Números apontam que empresas que tratam de dados pessoais conhecem a LGPD, mas só uma fração delas se mostra preparada para cumprir as exigências.

As empresas não estão conseguindo se adequar às novas exigências relacionadas à Lei Geral de Proteção de Dados (LGPD), segundo pesquisa realizada pela RD Station, empresa de tecnologia e marketing digital.

Segundo o levantamento, 93% das quase mil empresas que participaram do estudo dizem conhecer ou pelo menos já ter ouvido falar da LGPD, mas apenas 15% se mostram prontas ou na reta final de preparação, mesmo a lei já prevendo sanções desde o dia 1º de agosto. As multas podem chegar a 2% da receita da empresa até o limite de R$ 50 milhões para companhias que não definirem protocolos claros para a proteção dos dados pessoais de consumidores e colaboradores.  

Mais de dois terços das empresas ainda não implementaram nem mesmo a primeira etapa, que é a criação de políticas de proteção de dados, aquela que deve ser incluída nos sites das companhias para explicar como as informações dos usuários são capturadas e qual uso desses dados, entre outras questões básicas exigidas pela lei. 

Outro problema que pode incidir em sanções administrativas e multas é a ausência dentro da empresa de um profissional chamado de Data Protection Officer (DPO), que tem entre uma de suas funções ser o ponto de contato entre a companhia e a Autoridade Nacional de Proteção de Dados (ANPD), responsável por fiscalizar a aplicação da lei. Toda empresa, independentemente do tamanho, deve nomear um profissional como essa função. 

Eduardo Magrani, sócio de Privacidade, Tecnologia e Cibersegurança do escritório Demarest, explica que, além de conversar com a autoridade nacional, o DPO fica responsável por receber solicitações dos donos das informações coletadas pela empresa, respondendo pedidos de acesso aos dados pelos titulares e de eventuais retificações. 

Magrani destaca que o DPO também terá o papel de falar sobre a governança de dados pessoais dentro da empresa ou órgão público e deve ter autonomia em relação aos gestores das áreas que armazenam, utilizam e tratam dados.

“Ele tem uma posição de independência, funcionando como ombudsman da empresa, com liberdade para falar qual deve ser o regime adequado de captação ou tratamento de dados, sem que tenha poder decisório sobre isso. Os relatórios produzidos pelo DPO devem ser levados ao nível máximo da empresa”, diz o advogado.

[Listagens de regiões e rótulos]
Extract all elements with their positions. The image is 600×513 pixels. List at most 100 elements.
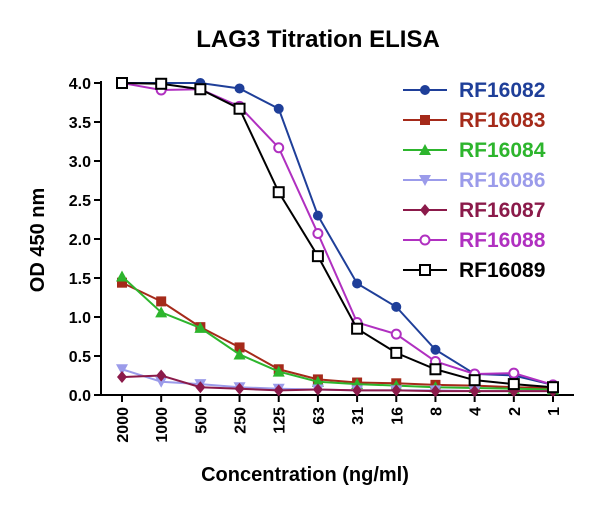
legend-marker — [419, 234, 431, 246]
y-tick-label: 2.5 — [69, 193, 91, 210]
x-axis-label: Concentration (ng/ml) — [201, 464, 409, 486]
y-tick-label: 3.0 — [69, 154, 91, 171]
x-tick-label: 250 — [233, 407, 250, 434]
data-point — [312, 228, 324, 240]
legend-label: RF16083 — [459, 109, 545, 132]
data-point — [234, 342, 245, 353]
legend-label: RF16084 — [459, 139, 546, 162]
data-point — [155, 376, 168, 388]
data-point — [311, 250, 324, 263]
data-point — [429, 363, 442, 376]
legend-label: RF16089 — [459, 259, 545, 282]
x-tick-label: 63 — [311, 407, 328, 425]
x-tick-label: 31 — [350, 407, 367, 425]
data-point — [468, 374, 481, 387]
x-tick-label: 16 — [389, 407, 406, 425]
series-RF16089 — [116, 77, 559, 394]
series-RF16083 — [117, 277, 558, 393]
data-point — [234, 382, 245, 395]
data-point — [116, 270, 128, 282]
series-line — [121, 82, 554, 386]
data-point — [195, 381, 206, 394]
x-tick-label: 2 — [507, 407, 524, 416]
data-point — [430, 385, 441, 398]
x-tick-label: 500 — [193, 407, 210, 434]
data-point — [116, 77, 128, 89]
series-line — [121, 275, 554, 391]
series-layer — [116, 77, 559, 398]
legend-label: RF16086 — [459, 169, 545, 192]
y-tick-label: 0.5 — [69, 349, 91, 366]
data-point — [508, 367, 520, 379]
data-point — [272, 365, 285, 377]
legend: RF16082 RF16083 RF16084 RF16086 RF16087 RF160… — [403, 79, 546, 282]
y-tick-label: 4.0 — [69, 76, 91, 93]
data-point — [352, 384, 363, 397]
data-point — [391, 384, 402, 397]
legend-marker — [420, 115, 430, 125]
axes: 0.0 0.5 1.0 1.5 2.0 2.5 3.0 3.5 4.0 2000 1000 500 25… — [69, 76, 574, 443]
legend-label: RF16082 — [459, 79, 545, 102]
legend-item: RF16089 — [403, 259, 545, 282]
data-point — [273, 384, 284, 397]
data-point — [273, 142, 285, 154]
x-tick-label: 2000 — [115, 407, 132, 443]
y-tick-label: 0.0 — [69, 388, 91, 405]
legend-marker — [419, 144, 431, 155]
legend-label: RF16088 — [459, 229, 546, 252]
data-point — [116, 364, 128, 376]
series-RF16084 — [116, 270, 559, 395]
x-tick-label: 1 — [546, 407, 563, 416]
data-point — [391, 301, 402, 312]
legend-marker — [419, 175, 431, 186]
data-point — [117, 371, 127, 384]
data-point — [156, 369, 167, 382]
data-point — [273, 103, 284, 114]
data-point — [469, 385, 480, 398]
y-tick-label: 2.0 — [69, 232, 91, 249]
data-point — [390, 328, 402, 340]
y-tick-label: 1.0 — [69, 310, 91, 327]
series-line — [121, 82, 554, 389]
series-line — [121, 374, 553, 393]
x-tick-label: 4 — [468, 407, 485, 416]
data-point — [312, 210, 323, 221]
data-point — [312, 383, 323, 396]
legend-item: RF16084 — [403, 139, 546, 162]
data-point — [233, 348, 246, 360]
data-point — [155, 77, 168, 90]
y-tick-label: 1.5 — [69, 271, 91, 288]
legend-item: RF16087 — [403, 199, 545, 222]
y-axis-label: OD 450 nm — [27, 188, 49, 292]
data-point — [430, 344, 441, 355]
data-point — [234, 83, 245, 94]
data-point — [311, 375, 324, 387]
data-point — [155, 306, 168, 318]
data-point — [351, 322, 364, 335]
data-point — [233, 102, 246, 115]
data-point — [156, 296, 167, 307]
legend-marker — [419, 264, 431, 276]
legend-item: RF16083 — [403, 109, 545, 132]
data-point — [352, 278, 363, 289]
data-point — [272, 186, 285, 199]
data-point — [547, 381, 559, 394]
data-point — [117, 277, 127, 288]
data-point — [194, 83, 207, 96]
series-line — [121, 281, 554, 389]
legend-label: RF16087 — [459, 199, 545, 222]
legend-marker — [420, 85, 430, 95]
legend-item: RF16082 — [403, 79, 545, 102]
x-tick-label: 1000 — [154, 407, 171, 443]
chart-title: LAG3 Titration ELISA — [196, 26, 440, 53]
legend-marker — [420, 204, 430, 216]
data-point — [507, 378, 520, 391]
data-point — [194, 321, 207, 333]
legend-item: RF16088 — [403, 229, 546, 252]
x-tick-label: 125 — [272, 407, 289, 434]
x-tick-label: 8 — [428, 407, 445, 416]
data-point — [390, 346, 403, 359]
y-tick-label: 3.5 — [69, 115, 91, 132]
legend-item: RF16086 — [403, 169, 545, 192]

● **Exercícios propostos**:
1 > De acordo com o trecho, qual porcentagem das empresas pesquisadas se mostra pronta ou na reta final de preparação para a LGPD?
2 > Reproduza fielmente as linhas das entradas compreendidas entre a que contém "legend-marker — [419, 234, 431, 246]" e a que contém "x-tick-label: 16 — [389, 407, 406, 425]", inclusive.

● **Respostas**:
1 > Apenas 15% das empresas.

2 >
legend-marker — [419, 234, 431, 246]
y-tick-label: 2.5 — [69, 193, 91, 210]
x-axis-label: Concentration (ng/ml) — [201, 464, 409, 486]
y-tick-label: 3.0 — [69, 154, 91, 171]
x-tick-label: 250 — [233, 407, 250, 434]
data-point — [312, 228, 324, 240]
legend-label: RF16083 — [459, 109, 545, 132]
data-point — [234, 342, 245, 353]
legend-label: RF16084 — [459, 139, 546, 162]
data-point — [155, 376, 168, 388]
data-point — [311, 250, 324, 263]
data-point — [429, 363, 442, 376]
legend-label: RF16089 — [459, 259, 545, 282]
x-tick-label: 63 — [311, 407, 328, 425]
x-tick-label: 31 — [350, 407, 367, 425]
data-point — [468, 374, 481, 387]
x-tick-label: 16 — [389, 407, 406, 425]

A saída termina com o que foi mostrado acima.